» **Input records**:
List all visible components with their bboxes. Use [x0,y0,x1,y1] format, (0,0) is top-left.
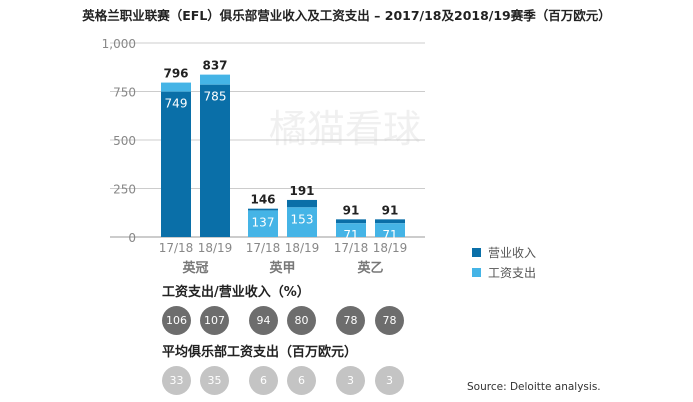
bar-bottom-segment [287,207,317,237]
group-label: 英冠 [181,260,208,276]
x-tick-label: 17/18 [159,241,194,255]
bar-top-segment [375,219,405,224]
ratio-title: 工资支出/营业收入（%） [162,285,310,300]
ratio_values-circle: 106 [162,306,191,335]
y-tick-label: 750 [113,86,136,100]
data-label-top: 796 [163,67,188,81]
bar-bottom-segment [336,223,366,237]
data-label-top: 91 [343,203,360,217]
legend-swatch [472,248,481,257]
data-label-top: 191 [289,184,314,198]
bar-bottom-segment [161,91,191,237]
chart-title: 英格兰职业联赛（EFL）俱乐部营业收入及工资支出 – 2017/18及2018/… [82,8,611,23]
x-tick-label: 18/19 [198,241,233,255]
ratio_values-circle: 78 [336,306,365,335]
data-label-inner: 785 [204,90,227,104]
x-tick-label: 18/19 [373,241,408,255]
bar-bottom-segment [375,223,405,237]
avg-wage-title: 平均俱乐部工资支出（百万欧元） [162,345,358,360]
ratio_values-circle: 78 [375,306,404,335]
ratio_values-circle: 80 [287,306,316,335]
data-label-top: 837 [202,59,227,73]
legend-swatch [472,268,481,277]
ratio_values-circle: 107 [200,306,229,335]
data-label-top: 146 [250,193,275,207]
group-label: 英甲 [268,260,295,276]
y-tick-label: 1,000 [102,37,136,51]
y-tick-label: 250 [113,183,136,197]
source-note: Source: Deloitte analysis. [467,381,601,393]
avg_values-circle: 6 [287,366,316,395]
bar-top-segment [161,82,191,92]
legend-label: 工资支出 [488,266,536,280]
avg_values-circle: 3 [375,366,404,395]
avg_values-circle: 3 [336,366,365,395]
bar-bottom-segment [200,84,230,238]
y-tick-label: 0 [128,231,136,245]
data-label-top: 91 [382,203,399,217]
avg_values-circle: 35 [200,366,229,395]
x-tick-label: 17/18 [246,241,281,255]
legend-label: 营业收入 [488,246,536,260]
ratio_values-circle: 94 [249,306,278,335]
data-label-inner: 71 [343,228,358,242]
data-label-inner: 153 [291,212,314,226]
bar-top-segment [336,219,366,224]
x-tick-label: 17/18 [334,241,369,255]
bar-bottom-segment [248,210,278,237]
data-label-inner: 137 [252,215,275,229]
watermark: 橘猫看球 [269,107,421,151]
y-tick-label: 500 [113,134,136,148]
data-label-inner: 71 [382,228,397,242]
data-label-inner: 749 [165,97,188,111]
x-tick-label: 18/19 [285,241,320,255]
bar-top-segment [200,74,230,85]
bar-top-segment [287,199,317,208]
bar-top-segment [248,208,278,211]
group-label: 英乙 [356,260,383,276]
avg_values-circle: 6 [249,366,278,395]
avg_values-circle: 33 [162,366,191,395]
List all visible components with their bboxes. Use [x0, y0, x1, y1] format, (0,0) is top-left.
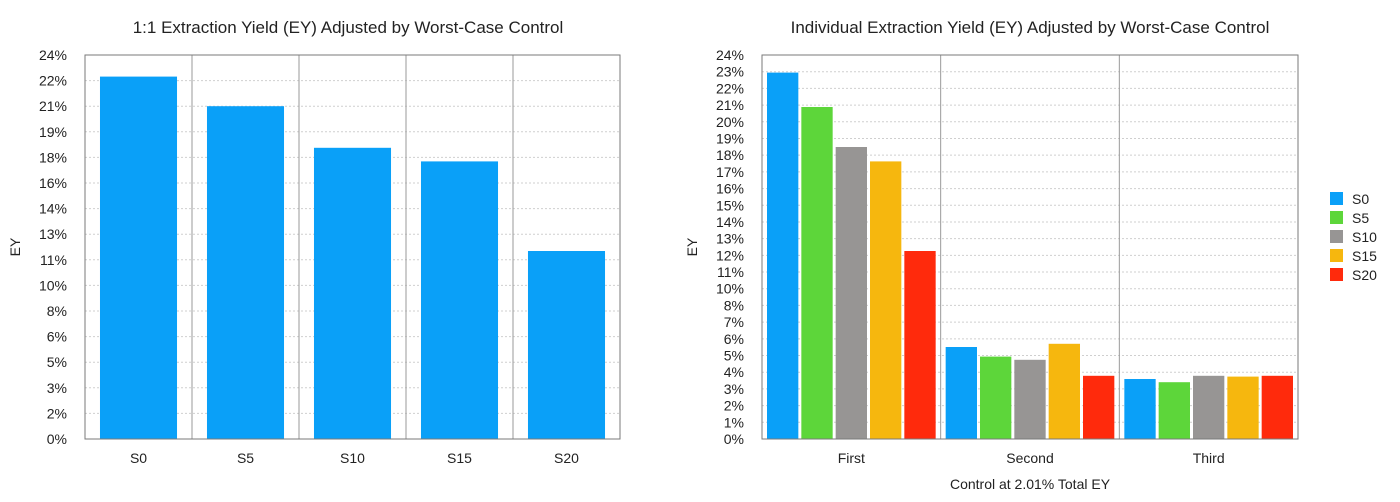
y-tick-label: 3%: [47, 380, 67, 396]
chart-2-y-ticks: 0%1%2%3%4%5%6%7%8%10%11%12%13%14%15%16%1…: [716, 47, 744, 447]
chart-1-y-ticks: 0% 2% 3% 5% 6% 8% 10% 11% 13% 14% 16% 18% 19% 21% 22% 2…: [39, 47, 67, 447]
y-tick-label: 11%: [40, 252, 67, 268]
bar: [945, 347, 977, 439]
bar: [801, 107, 833, 439]
x-tick-label: Second: [1006, 450, 1053, 466]
bar: [206, 106, 285, 439]
legend-label: S15: [1352, 248, 1377, 264]
x-tick-label: First: [838, 450, 865, 466]
bar: [1083, 375, 1115, 439]
y-tick-label: 22%: [39, 73, 67, 89]
y-tick-label: 24%: [716, 47, 744, 63]
legend-label: S20: [1352, 267, 1377, 283]
chart-2-y-axis-label: EY: [684, 237, 700, 256]
y-tick-label: 21%: [39, 98, 67, 114]
bar: [1048, 343, 1080, 439]
bar: [1227, 376, 1259, 439]
legend-label: S10: [1352, 229, 1377, 245]
y-tick-label: 1%: [724, 414, 744, 430]
chart-2-plot-frame: [761, 54, 1299, 440]
chart-2-x-axis-label: Control at 2.01% Total EY: [950, 476, 1111, 492]
bar: [1158, 382, 1190, 439]
x-tick-label: S20: [554, 450, 579, 466]
x-tick-label: S5: [237, 450, 254, 466]
bar: [313, 147, 392, 440]
y-tick-label: 12%: [716, 247, 744, 263]
chart-1-y-axis-label: EY: [7, 237, 23, 256]
y-tick-label: 13%: [39, 226, 67, 242]
bar: [527, 251, 606, 439]
y-tick-label: 14%: [39, 201, 67, 217]
y-tick-label: 16%: [39, 175, 67, 191]
y-tick-label: 10%: [716, 281, 744, 297]
y-tick-label: 19%: [716, 130, 744, 146]
bar: [980, 356, 1012, 439]
chart-2: Individual Extraction Yield (EY) Adjuste…: [684, 18, 1377, 492]
legend-swatch: [1330, 192, 1343, 205]
chart-1: 1:1 Extraction Yield (EY) Adjusted by Wo…: [7, 18, 621, 466]
y-tick-label: 22%: [716, 80, 744, 96]
y-tick-label: 6%: [47, 329, 67, 345]
bar: [870, 161, 902, 439]
legend-swatch: [1330, 249, 1343, 262]
bar: [1193, 375, 1225, 439]
chart-2-x-ticks: First Second Third: [838, 450, 1225, 466]
y-tick-label: 11%: [717, 264, 744, 280]
x-tick-label: S15: [447, 450, 472, 466]
legend-swatch: [1330, 230, 1343, 243]
y-tick-label: 2%: [724, 398, 744, 414]
legend-swatch: [1330, 211, 1343, 224]
y-tick-label: 24%: [39, 47, 67, 63]
y-tick-label: 0%: [47, 431, 67, 447]
y-tick-label: 2%: [47, 405, 67, 421]
y-tick-label: 6%: [724, 331, 744, 347]
legend-swatch: [1330, 268, 1343, 281]
y-tick-label: 0%: [724, 431, 744, 447]
y-tick-label: 7%: [724, 314, 744, 330]
y-tick-label: 8%: [724, 297, 744, 313]
legend-label: S0: [1352, 191, 1369, 207]
y-tick-label: 4%: [724, 364, 744, 380]
y-tick-label: 13%: [716, 231, 744, 247]
chart-1-title: 1:1 Extraction Yield (EY) Adjusted by Wo…: [133, 18, 564, 37]
chart-1-bars: [99, 76, 606, 440]
bar: [767, 72, 799, 439]
bar: [1014, 359, 1046, 439]
x-tick-label: S0: [130, 450, 147, 466]
chart-2-legend: S0 S5 S10 S15 S20: [1330, 191, 1377, 283]
y-tick-label: 10%: [39, 277, 67, 293]
y-tick-label: 5%: [724, 348, 744, 364]
y-tick-label: 17%: [716, 164, 744, 180]
y-tick-label: 21%: [716, 97, 744, 113]
legend-label: S5: [1352, 210, 1369, 226]
bar: [1261, 375, 1293, 439]
bar: [835, 147, 867, 439]
x-tick-label: S10: [340, 450, 365, 466]
chart-2-bars: [767, 72, 1293, 439]
y-tick-label: 16%: [716, 181, 744, 197]
bar: [1124, 379, 1156, 439]
chart-1-x-ticks: S0 S5 S10 S15 S20: [130, 450, 579, 466]
y-tick-label: 18%: [39, 149, 67, 165]
y-tick-label: 23%: [716, 64, 744, 80]
y-tick-label: 14%: [716, 214, 744, 230]
bar: [420, 161, 499, 439]
y-tick-label: 5%: [47, 354, 67, 370]
y-tick-label: 8%: [47, 303, 67, 319]
chart-1-plot-frame: [84, 54, 621, 440]
bar: [904, 251, 936, 439]
chart-2-title: Individual Extraction Yield (EY) Adjuste…: [791, 18, 1270, 37]
bar: [99, 76, 178, 439]
y-tick-label: 15%: [716, 197, 744, 213]
x-tick-label: Third: [1193, 450, 1225, 466]
y-tick-label: 3%: [724, 381, 744, 397]
y-tick-label: 18%: [716, 147, 744, 163]
y-tick-label: 19%: [39, 124, 67, 140]
y-tick-label: 20%: [716, 114, 744, 130]
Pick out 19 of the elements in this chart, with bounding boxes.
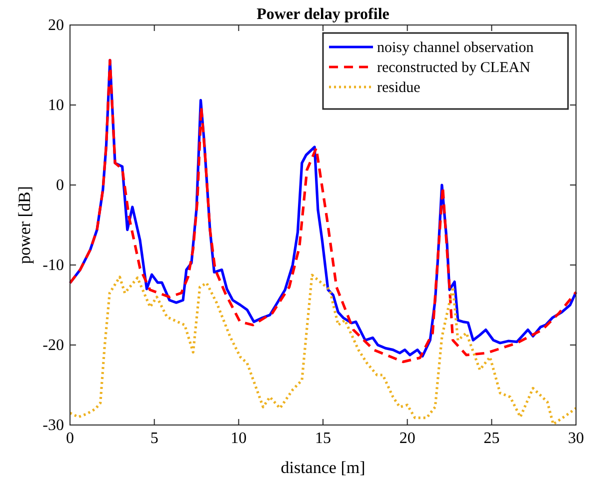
- legend-label: noisy channel observation: [377, 40, 534, 56]
- y-tick-label: -30: [42, 417, 64, 434]
- line-series: [68, 274, 578, 426]
- chart-title: Power delay profile: [256, 6, 390, 23]
- x-tick-label: 10: [230, 430, 247, 447]
- legend-label: reconstructed by CLEAN: [377, 60, 530, 76]
- x-tick-label: 5: [150, 430, 158, 447]
- y-tick-label: -20: [42, 337, 64, 354]
- x-tick-label: 20: [399, 430, 416, 447]
- y-tick-label: 10: [48, 97, 64, 114]
- y-tick-label: -10: [42, 257, 64, 274]
- y-tick-label: 0: [56, 177, 64, 194]
- x-axis-title: distance [m]: [280, 458, 366, 477]
- y-axis-title: power [dB]: [15, 186, 34, 264]
- x-tick-label: 25: [484, 430, 500, 447]
- x-tick-label: 15: [315, 430, 331, 447]
- y-tick-label: 20: [48, 17, 64, 34]
- x-tick-label: 30: [568, 430, 584, 447]
- legend-label: residue: [377, 80, 421, 96]
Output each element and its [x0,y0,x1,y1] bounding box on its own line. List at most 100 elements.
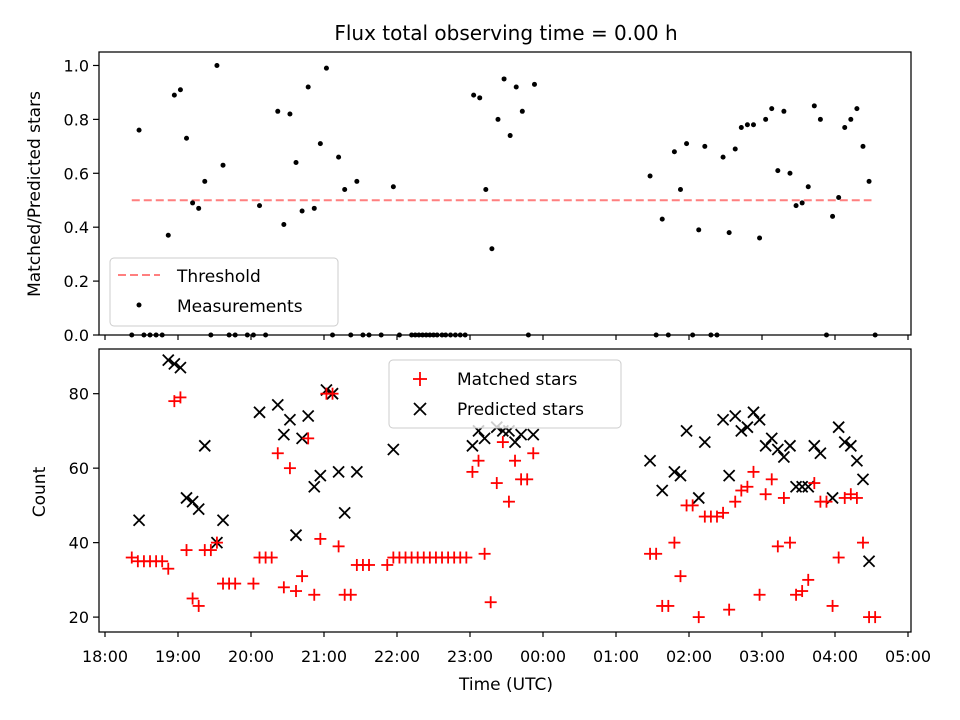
measurement-point [495,116,501,122]
predicted-point [350,465,363,479]
predicted-stroke [508,435,522,449]
predicted-point [643,454,657,467]
matched-point [314,532,327,545]
predicted-stroke [174,361,187,374]
matched-point [869,611,882,624]
predicted-point [753,413,766,426]
matched-point [783,536,796,549]
predicted-stroke [271,398,284,411]
predicted-stroke [350,465,363,479]
measurement-point [696,227,702,233]
predicted-point [277,428,290,441]
matched-point [204,544,217,557]
predicted-point [723,469,736,482]
predicted-point [332,465,345,479]
matched-point [162,562,175,575]
measurement-point [866,178,872,184]
predicted-point [466,439,479,452]
top-legend: Threshold Measurements [109,257,339,327]
predicted-point [729,409,742,423]
x-tick-label: 05:00 [885,647,931,666]
measurement-point [281,221,287,227]
predicted-stroke [162,354,175,367]
predicted-stroke [862,555,876,568]
predicted-point [527,428,540,441]
x-tick-label: 20:00 [228,647,274,666]
predicted-point [783,439,797,452]
matched-point [265,551,278,564]
measurement-point [293,160,299,166]
predicted-point [741,421,754,434]
predicted-point [283,413,297,426]
predicted-stroke [856,473,870,486]
predicted-stroke [168,357,181,371]
matched-point [765,473,778,486]
predicted-stroke [295,432,309,445]
measurement-point [830,213,836,219]
matched-point [747,465,760,478]
predicted-stroke [527,428,540,441]
matched-point [741,480,754,493]
measurement-point [677,186,683,192]
predicted-point [180,491,193,505]
measurement-point [531,81,537,87]
measurement-point [781,108,787,114]
bottom-y-tick-label: 60 [69,459,89,478]
measurement-point [702,143,708,149]
measurement-point [799,200,805,206]
x-axis-label: Time (UTC) [458,675,553,695]
matched-point [753,588,766,601]
predicted-point [314,469,327,482]
matched-point [717,506,730,519]
chart-title: Flux total observing time = 0.00 h [334,21,677,45]
matched-point [674,570,687,583]
matched-point [472,454,485,467]
predicted-stroke [308,480,321,493]
predicted-stroke [283,413,297,426]
top-y-tick-label: 0.8 [64,110,89,129]
predicted-point [856,473,870,486]
predicted-point [716,413,730,426]
matched-point [729,495,742,508]
matched-point [277,581,290,594]
matched-point [650,547,663,560]
legend-matched-swatch [413,372,427,386]
predicted-stroke [514,428,528,441]
predicted-point [698,435,711,449]
predicted-point [838,435,851,449]
predicted-point [295,432,309,445]
measurement-point [489,246,495,252]
predicted-point [814,447,827,460]
top-y-axis-label: Matched/Predicted stars [25,91,45,297]
measurement-point [836,195,842,201]
matched-point [521,473,534,486]
measurement-point [196,205,202,211]
measurement-point [805,184,811,190]
measurement-point [184,135,190,141]
top-y-tick-label: 0.6 [64,164,89,183]
predicted-stroke [314,469,327,482]
predicted-stroke [186,495,199,508]
predicted-point [808,439,821,452]
measurement-point [763,116,769,122]
predicted-point [338,506,351,519]
predicted-point [844,439,857,452]
predicted-point [302,409,315,423]
predicted-stroke [759,439,772,452]
bottom-y-tick-label: 20 [69,608,89,627]
matched-point [478,547,491,560]
legend-matched-label: Matched stars [457,370,577,390]
predicted-stroke [723,469,736,482]
legend-threshold-label: Threshold [176,267,261,287]
matched-point [832,551,845,564]
x-tick-label: 21:00 [301,647,347,666]
x-tick-label: 23:00 [447,647,493,666]
matched-point [283,462,296,475]
x-tick-label: 03:00 [739,647,785,666]
measurement-point [671,149,677,155]
predicted-point [253,406,266,419]
bottom-legend: Matched stars Predicted stars [388,359,622,429]
matched-point [302,432,315,445]
top-data-layer [129,62,878,338]
predicted-point [308,480,321,493]
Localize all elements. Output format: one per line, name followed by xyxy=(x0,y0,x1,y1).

» **Instruction**: Copy out the lines of the records unchanged, from the line with "bar-bottom-segment [287,207,317,237]" to the line with "ratio_values-circle: 107 [200,306,229,335]".

» **Final result**:
bar-bottom-segment [287,207,317,237]
group-label: 英冠 [181,260,208,276]
x-tick-label: 17/18 [159,241,194,255]
bar-top-segment [375,219,405,224]
ratio-title: 工资支出/营业收入（%） [162,285,310,300]
ratio_values-circle: 106 [162,306,191,335]
y-tick-label: 750 [113,86,136,100]
data-label-top: 796 [163,67,188,81]
bar-bottom-segment [336,223,366,237]
data-label-top: 91 [343,203,360,217]
legend-swatch [472,248,481,257]
data-label-top: 191 [289,184,314,198]
bar-bottom-segment [161,91,191,237]
chart-title: 英格兰职业联赛（EFL）俱乐部营业收入及工资支出 – 2017/18及2018/… [82,8,611,23]
x-tick-label: 18/19 [198,241,233,255]
ratio_values-circle: 78 [336,306,365,335]
data-label-inner: 785 [204,90,227,104]
x-tick-label: 18/19 [373,241,408,255]
bar-bottom-segment [375,223,405,237]
avg-wage-title: 平均俱乐部工资支出（百万欧元） [162,345,358,360]
ratio_values-circle: 78 [375,306,404,335]
ratio_values-circle: 80 [287,306,316,335]
data-label-top: 837 [202,59,227,73]
legend-swatch [472,268,481,277]
ratio_values-circle: 107 [200,306,229,335]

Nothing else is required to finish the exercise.